PROVIDED TEXT =
When Specific Questions Cause Trouble
Today’s AI systems can describe images impressively well. But when questions become highly specific, they often claim to see details that do not exist. A wrong color, a missing object, or an incorrect position can already lead to a confident but false answer.
In their paper “FINER: MLLMs Hallucinate under Fine-grained Negative Queries,” selected for an oral presentation at CVPR 2026, MCML Junior Members Rui Xiao and Sanghwan Kim, together with MCML PI Zeynep Akata and collaborators, investigate why multimodal AI systems make auch mistakes, and how they can be trained to become more reliable.
Big Question
How can we test whether AI truly understands an image instead of only recognizing its most obvious elements?
Why Existing Tests Fall Short
Many benchmarks ask only simple questions such as “Is there a bicycle in the image?” But real users are usually more specific:
- Is the red bicycle next to the tree?
- Is the cat wearing a blue collar?
- What object is beside the chair with wooden legs?
To answer correctly, a model must understand objects, attributes, and relationships at the same time.
Core Idea
Created more realistic tests with hidden contradictions and use them to train models to reject false claims.
A New Benchmark for Fine-Grained Errors
The team introduced FINER (FIne-grained NEgative queRies), a new benchmark designed to test whether image AI can recognize small but important mistakes.
Instead of changing one obvious detail, FINER inserts subtle mismatches into otherwise plausible descriptions. These include:
- replacing one object with a similar but absent one
- changing a color or posture
- altering a spatial relation such as “behind” vs. “next to”
- asking “what” questions based on false assumptions
The researchers also developed FINER-Tuning, a training method that helps models reject wrong claims while preserving correct answers.
Key Finding
Models struggle as questions become more detailed, but targeted training leads to clear gains in reliability.
What the Experiments Showed
The study found that performance drops as questions become more detailed. Strong models that do well on simple tasks often fail when several details must be checked together.
After FINER-Tuning:
- leading models improved substantially on the new benchmark
- gains transferred to other hallucination tests
- general visual skills remained stable or improved
- models became better at saying “no” when the claim was false
©Xiao et al.

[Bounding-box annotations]
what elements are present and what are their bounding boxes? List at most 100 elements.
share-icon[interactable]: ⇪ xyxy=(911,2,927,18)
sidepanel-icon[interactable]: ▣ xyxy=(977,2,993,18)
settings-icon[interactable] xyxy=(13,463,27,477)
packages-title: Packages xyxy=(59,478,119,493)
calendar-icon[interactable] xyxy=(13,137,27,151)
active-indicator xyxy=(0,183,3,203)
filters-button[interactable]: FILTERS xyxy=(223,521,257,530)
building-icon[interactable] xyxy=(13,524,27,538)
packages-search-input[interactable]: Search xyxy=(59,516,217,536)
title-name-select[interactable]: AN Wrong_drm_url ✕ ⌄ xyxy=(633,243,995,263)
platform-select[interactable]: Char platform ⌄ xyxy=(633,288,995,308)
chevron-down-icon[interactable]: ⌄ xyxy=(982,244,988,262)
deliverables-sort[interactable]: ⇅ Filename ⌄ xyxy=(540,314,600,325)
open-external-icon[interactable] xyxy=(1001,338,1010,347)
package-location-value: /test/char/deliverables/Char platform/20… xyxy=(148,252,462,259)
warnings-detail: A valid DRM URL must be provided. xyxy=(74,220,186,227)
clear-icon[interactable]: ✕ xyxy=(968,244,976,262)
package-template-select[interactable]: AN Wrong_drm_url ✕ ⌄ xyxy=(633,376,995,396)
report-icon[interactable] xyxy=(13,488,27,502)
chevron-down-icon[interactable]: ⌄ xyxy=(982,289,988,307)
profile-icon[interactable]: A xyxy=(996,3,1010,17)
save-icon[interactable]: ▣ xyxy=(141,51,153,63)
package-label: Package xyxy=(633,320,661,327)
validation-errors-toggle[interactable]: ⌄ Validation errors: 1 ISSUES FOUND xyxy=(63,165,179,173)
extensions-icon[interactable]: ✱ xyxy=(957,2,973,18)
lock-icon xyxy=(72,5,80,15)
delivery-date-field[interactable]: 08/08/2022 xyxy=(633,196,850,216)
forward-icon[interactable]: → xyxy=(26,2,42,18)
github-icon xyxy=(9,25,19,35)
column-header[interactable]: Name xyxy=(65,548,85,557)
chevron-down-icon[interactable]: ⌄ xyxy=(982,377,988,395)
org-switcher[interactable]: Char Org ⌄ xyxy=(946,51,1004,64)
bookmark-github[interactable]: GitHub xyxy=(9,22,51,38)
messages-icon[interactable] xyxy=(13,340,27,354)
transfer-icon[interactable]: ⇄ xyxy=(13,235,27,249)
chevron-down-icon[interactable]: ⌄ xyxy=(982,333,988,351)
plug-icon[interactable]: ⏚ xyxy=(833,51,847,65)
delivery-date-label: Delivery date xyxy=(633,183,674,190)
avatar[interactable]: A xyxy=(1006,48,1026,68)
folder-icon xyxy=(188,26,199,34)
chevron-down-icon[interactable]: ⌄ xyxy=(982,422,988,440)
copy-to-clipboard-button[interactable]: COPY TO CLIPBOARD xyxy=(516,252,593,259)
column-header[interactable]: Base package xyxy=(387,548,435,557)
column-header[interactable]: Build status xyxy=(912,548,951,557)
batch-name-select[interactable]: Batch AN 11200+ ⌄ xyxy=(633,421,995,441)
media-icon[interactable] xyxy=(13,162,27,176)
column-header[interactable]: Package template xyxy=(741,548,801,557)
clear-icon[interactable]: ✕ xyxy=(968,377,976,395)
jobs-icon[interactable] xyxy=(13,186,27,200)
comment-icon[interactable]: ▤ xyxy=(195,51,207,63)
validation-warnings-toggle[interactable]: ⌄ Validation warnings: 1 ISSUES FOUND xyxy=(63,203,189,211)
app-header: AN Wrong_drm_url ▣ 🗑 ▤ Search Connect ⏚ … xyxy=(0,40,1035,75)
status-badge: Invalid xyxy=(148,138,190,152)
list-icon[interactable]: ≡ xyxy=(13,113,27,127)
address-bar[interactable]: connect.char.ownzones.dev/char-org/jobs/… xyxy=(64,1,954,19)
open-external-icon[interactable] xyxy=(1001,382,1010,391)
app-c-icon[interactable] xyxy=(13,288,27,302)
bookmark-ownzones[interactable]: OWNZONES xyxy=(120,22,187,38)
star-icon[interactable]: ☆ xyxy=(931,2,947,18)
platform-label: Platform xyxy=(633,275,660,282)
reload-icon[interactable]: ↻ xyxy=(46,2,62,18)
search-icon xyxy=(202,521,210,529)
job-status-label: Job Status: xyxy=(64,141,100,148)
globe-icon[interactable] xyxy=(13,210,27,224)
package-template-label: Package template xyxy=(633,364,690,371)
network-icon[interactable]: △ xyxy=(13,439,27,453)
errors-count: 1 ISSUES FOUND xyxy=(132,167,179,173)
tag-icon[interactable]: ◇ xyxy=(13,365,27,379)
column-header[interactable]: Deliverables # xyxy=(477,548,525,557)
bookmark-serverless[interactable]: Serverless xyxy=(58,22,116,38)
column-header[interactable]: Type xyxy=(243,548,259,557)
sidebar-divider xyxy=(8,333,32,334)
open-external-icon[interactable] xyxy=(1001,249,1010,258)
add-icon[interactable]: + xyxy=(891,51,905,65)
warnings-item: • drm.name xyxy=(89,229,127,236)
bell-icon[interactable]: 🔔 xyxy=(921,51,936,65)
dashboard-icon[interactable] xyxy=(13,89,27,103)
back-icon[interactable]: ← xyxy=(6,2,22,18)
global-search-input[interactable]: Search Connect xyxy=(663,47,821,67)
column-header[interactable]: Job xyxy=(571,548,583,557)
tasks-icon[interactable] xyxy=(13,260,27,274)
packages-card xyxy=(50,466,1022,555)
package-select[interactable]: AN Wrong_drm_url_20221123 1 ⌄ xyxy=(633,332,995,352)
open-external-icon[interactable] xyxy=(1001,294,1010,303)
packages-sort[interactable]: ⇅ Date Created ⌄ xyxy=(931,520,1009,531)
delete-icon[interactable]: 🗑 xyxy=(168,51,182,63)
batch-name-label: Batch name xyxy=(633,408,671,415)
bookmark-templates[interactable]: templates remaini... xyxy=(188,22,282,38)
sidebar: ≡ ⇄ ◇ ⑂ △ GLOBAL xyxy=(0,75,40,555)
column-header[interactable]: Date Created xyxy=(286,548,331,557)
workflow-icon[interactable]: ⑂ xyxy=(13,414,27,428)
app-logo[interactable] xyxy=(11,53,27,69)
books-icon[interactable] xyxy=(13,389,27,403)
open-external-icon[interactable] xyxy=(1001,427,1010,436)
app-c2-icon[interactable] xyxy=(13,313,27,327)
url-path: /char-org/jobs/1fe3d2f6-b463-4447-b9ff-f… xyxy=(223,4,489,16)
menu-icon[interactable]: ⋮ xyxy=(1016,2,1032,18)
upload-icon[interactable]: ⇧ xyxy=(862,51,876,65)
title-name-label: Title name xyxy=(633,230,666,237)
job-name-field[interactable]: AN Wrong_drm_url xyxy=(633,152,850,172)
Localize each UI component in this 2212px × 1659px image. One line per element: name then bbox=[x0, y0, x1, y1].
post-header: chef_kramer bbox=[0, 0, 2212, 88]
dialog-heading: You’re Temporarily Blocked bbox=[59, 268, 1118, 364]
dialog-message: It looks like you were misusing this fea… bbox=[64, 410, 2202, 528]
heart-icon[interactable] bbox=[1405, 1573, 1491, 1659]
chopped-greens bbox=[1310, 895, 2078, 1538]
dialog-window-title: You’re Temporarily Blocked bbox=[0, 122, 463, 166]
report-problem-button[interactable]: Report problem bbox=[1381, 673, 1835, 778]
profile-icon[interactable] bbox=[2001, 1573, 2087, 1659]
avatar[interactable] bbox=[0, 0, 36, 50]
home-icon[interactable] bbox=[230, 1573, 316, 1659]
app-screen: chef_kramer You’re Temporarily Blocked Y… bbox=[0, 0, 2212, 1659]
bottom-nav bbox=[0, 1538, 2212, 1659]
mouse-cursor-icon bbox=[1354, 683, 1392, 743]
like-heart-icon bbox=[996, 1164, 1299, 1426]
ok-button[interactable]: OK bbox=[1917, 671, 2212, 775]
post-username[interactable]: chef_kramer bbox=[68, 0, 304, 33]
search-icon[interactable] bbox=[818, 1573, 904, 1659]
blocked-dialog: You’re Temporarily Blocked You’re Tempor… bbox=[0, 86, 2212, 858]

EXERCISE AIM = Write the next part of the article on the FINER benchmark, picking up right after its final line. Nothing in the records is needed here.

TASK ANSWER =
Figure 1: Qualiative examples of FINER-CompreCap MCQs for each category together with MLLM answers.
Takeaway
Trustworthy AI is not just about giving fast answers, it is about knowing when a claim is wrong.
Why This Matters Beyond Benchmarks
As AI systems are used more widely, trust becomes essential. A helpful assistant should not only answer quickly, it should also recognize when a question contains a false assumption.
This work shows that better evaluation and better training can make multimodal AI more dependable in real-world settings, where small details often make the biggest difference.
Further Reading & Reference
If you would like to learn more about reducing hallucinations in multimodal AI systems, check out the full paper and the project page. The work will be presented as an oral presentation at CVPR 2026 (IEEE/CVF Conference on Computer Vision and Pattern Recognition), one of the leading conferences in computer vision and AI research.
FINER: MLLMs Hallucinate under Fine-grained Negative Queries.
CVPR 2026 - IEEE/CVF Conference on Computer Vision and Pattern Recognition. Denver, CO, USA, Jun 03-07, 2026. Oral Presentation. To be published. Preprint available. arXiv GitHub
Share Your Research!
Get in touch with us!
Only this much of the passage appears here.